◆ WRITTEN PROBLEM
Return the records, each one exactly as written.
• • • •
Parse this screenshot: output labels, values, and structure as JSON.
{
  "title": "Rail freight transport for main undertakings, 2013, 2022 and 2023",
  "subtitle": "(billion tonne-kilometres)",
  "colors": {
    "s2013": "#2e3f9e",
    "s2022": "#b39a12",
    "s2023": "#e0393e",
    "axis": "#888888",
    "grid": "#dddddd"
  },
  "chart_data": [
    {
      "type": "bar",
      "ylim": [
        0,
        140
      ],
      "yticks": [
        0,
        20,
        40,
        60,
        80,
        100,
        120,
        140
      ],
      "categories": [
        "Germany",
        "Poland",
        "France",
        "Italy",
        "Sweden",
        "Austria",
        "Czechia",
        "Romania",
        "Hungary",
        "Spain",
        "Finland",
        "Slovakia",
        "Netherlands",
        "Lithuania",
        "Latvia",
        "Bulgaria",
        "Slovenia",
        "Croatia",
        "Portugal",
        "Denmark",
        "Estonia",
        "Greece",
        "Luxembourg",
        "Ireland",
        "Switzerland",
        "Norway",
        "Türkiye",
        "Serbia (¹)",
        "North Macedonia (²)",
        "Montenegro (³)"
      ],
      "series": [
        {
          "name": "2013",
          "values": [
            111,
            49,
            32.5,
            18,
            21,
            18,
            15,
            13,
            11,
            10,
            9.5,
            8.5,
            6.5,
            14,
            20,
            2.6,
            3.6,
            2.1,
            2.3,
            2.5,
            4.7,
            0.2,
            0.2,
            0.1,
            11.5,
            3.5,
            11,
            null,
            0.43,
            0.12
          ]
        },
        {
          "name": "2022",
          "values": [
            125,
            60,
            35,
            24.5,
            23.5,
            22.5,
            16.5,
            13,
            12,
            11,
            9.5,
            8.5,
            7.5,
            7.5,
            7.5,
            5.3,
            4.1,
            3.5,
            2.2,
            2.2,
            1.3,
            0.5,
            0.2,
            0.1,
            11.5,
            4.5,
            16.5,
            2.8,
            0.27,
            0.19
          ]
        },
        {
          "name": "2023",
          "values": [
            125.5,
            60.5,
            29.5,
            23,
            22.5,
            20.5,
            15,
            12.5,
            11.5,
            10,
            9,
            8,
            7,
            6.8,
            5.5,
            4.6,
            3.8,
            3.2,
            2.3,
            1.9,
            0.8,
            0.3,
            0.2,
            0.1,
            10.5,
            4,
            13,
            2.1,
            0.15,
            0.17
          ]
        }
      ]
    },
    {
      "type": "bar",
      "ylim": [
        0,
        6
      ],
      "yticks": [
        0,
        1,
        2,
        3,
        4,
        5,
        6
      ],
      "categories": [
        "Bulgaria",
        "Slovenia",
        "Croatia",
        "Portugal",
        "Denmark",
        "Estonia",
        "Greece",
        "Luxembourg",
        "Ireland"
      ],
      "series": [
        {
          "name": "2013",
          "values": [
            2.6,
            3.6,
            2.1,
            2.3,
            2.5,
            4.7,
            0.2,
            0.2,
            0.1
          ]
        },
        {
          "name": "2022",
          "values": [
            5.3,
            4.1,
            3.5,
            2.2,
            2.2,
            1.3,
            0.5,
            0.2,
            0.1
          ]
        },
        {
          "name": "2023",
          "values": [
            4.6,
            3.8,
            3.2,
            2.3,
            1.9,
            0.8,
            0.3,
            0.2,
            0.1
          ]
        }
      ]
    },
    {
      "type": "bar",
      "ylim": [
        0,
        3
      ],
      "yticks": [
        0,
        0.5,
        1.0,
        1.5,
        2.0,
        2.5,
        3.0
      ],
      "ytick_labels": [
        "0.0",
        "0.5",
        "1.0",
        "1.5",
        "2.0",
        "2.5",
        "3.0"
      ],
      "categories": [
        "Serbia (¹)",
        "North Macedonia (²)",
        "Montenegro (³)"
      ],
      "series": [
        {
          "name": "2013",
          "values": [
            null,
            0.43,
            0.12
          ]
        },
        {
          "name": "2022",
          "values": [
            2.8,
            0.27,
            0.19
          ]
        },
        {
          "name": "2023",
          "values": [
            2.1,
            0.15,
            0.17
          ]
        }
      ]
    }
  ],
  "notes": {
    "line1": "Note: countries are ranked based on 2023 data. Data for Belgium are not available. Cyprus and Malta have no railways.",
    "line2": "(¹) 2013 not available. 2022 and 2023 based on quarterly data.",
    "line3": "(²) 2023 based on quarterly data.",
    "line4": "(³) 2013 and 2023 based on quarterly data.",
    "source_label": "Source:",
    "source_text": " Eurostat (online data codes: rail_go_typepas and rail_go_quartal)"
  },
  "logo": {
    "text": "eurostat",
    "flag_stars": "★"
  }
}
• • • •
◆ RESULT OF THE TASK
Parse this screenshot: output labels, values, and structure as JSON.
{
  "title": "Rail freight transport for main undertakings, 2013, 2022 and 2023",
  "subtitle": "(billion tonne-kilometres)",
  "colors": {
    "s2013": "#2e3f9e",
    "s2022": "#b39a12",
    "s2023": "#e0393e",
    "axis": "#888888",
    "grid": "#dddddd"
  },
  "chart_data": [
    {
      "type": "bar",
      "ylim": [
        0,
        140
      ],
      "yticks": [
        0,
        20,
        40,
        60,
        80,
        100,
        120,
        140
      ],
      "categories": [
        "Germany",
        "Poland",
        "France",
        "Italy",
        "Sweden",
        "Austria",
        "Czechia",
        "Romania",
        "Hungary",
        "Spain",
        "Finland",
        "Slovakia",
        "Netherlands",
        "Lithuania",
        "Latvia",
        "Bulgaria",
        "Slovenia",
        "Croatia",
        "Portugal",
        "Denmark",
        "Estonia",
        "Greece",
        "Luxembourg",
        "Ireland",
        "Switzerland",
        "Norway",
        "Türkiye",
        "Serbia (¹)",
        "North Macedonia (²)",
        "Montenegro (³)"
      ],
      "series": [
        {
          "name": "2013",
          "values": [
            111,
            49,
            32.5,
            18,
            21,
            18,
            15,
            13,
            11,
            10,
            9.5,
            8.5,
            6.5,
            14,
            20,
            2.6,
            3.6,
            2.1,
            2.3,
            2.5,
            4.7,
            0.2,
            0.2,
            0.1,
            11.5,
            3.5,
            11,
            null,
            0.43,
            0.12
          ]
        },
        {
          "name": "2022",
          "values": [
            125,
            60,
            35,
            24.5,
            23.5,
            22.5,
            16.5,
            13,
            12,
            11,
            9.5,
            8.5,
            7.5,
            7.5,
            7.5,
            5.3,
            4.1,
            3.5,
            2.2,
            2.2,
            1.3,
            0.5,
            0.2,
            0.1,
            11.5,
            4.5,
            16.5,
            2.8,
            0.27,
            0.19
          ]
        },
        {
          "name": "2023",
          "values": [
            125.5,
            60.5,
            29.5,
            23,
            22.5,
            20.5,
            15,
            12.5,
            11.5,
            10,
            9,
            8,
            7,
            6.8,
            5.5,
            4.6,
            3.8,
            3.2,
            2.3,
            1.9,
            0.8,
            0.3,
            0.2,
            0.1,
            10.5,
            4,
            13,
            2.1,
            0.15,
            0.17
          ]
        }
      ]
    },
    {
      "type": "bar",
      "ylim": [
        0,
        6
      ],
      "yticks": [
        0,
        1,
        2,
        3,
        4,
        5,
        6
      ],
      "categories": [
        "Bulgaria",
        "Slovenia",
        "Croatia",
        "Portugal",
        "Denmark",
        "Estonia",
        "Greece",
        "Luxembourg",
        "Ireland"
      ],
      "series": [
        {
          "name": "2013",
          "values": [
            2.6,
            3.6,
            2.1,
            2.3,
            2.5,
            4.7,
            0.2,
            0.2,
            0.1
          ]
        },
        {
          "name": "2022",
          "values": [
            5.3,
            4.1,
            3.5,
            2.2,
            2.2,
            1.3,
            0.5,
            0.2,
            0.1
          ]
        },
        {
          "name": "2023",
          "values": [
            4.6,
            3.8,
            3.2,
            2.3,
            1.9,
            0.8,
            0.3,
            0.2,
            0.1
          ]
        }
      ]
    },
    {
      "type": "bar",
      "ylim": [
        0,
        3
      ],
      "yticks": [
        0,
        0.5,
        1.0,
        1.5,
        2.0,
        2.5,
        3.0
      ],
      "ytick_labels": [
        "0.0",
        "0.5",
        "1.0",
        "1.5",
        "2.0",
        "2.5",
        "3.0"
      ],
      "categories": [
        "Serbia (¹)",
        "North Macedonia (²)",
        "Montenegro (³)"
      ],
      "series": [
        {
          "name": "2013",
          "values": [
            null,
            0.43,
            0.12
          ]
        },
        {
          "name": "2022",
          "values": [
            2.8,
            0.27,
            0.19
          ]
        },
        {
          "name": "2023",
          "values": [
            2.1,
            0.15,
            0.17
          ]
        }
      ]
    }
  ],
  "notes": {
    "line1": "Note: countries are ranked based on 2023 data. Data for Belgium are not available. Cyprus and Malta have no railways.",
    "line2": "(¹) 2013 not available. 2022 and 2023 based on quarterly data.",
    "line3": "(²) 2023 based on quarterly data.",
    "line4": "(³) 2013 and 2023 based on quarterly data.",
    "source_label": "Source:",
    "source_text": " Eurostat (online data codes: rail_go_typepas and rail_go_quartal)"
  },
  "logo": {
    "text": "eurostat",
    "flag_stars": "★"
  }
}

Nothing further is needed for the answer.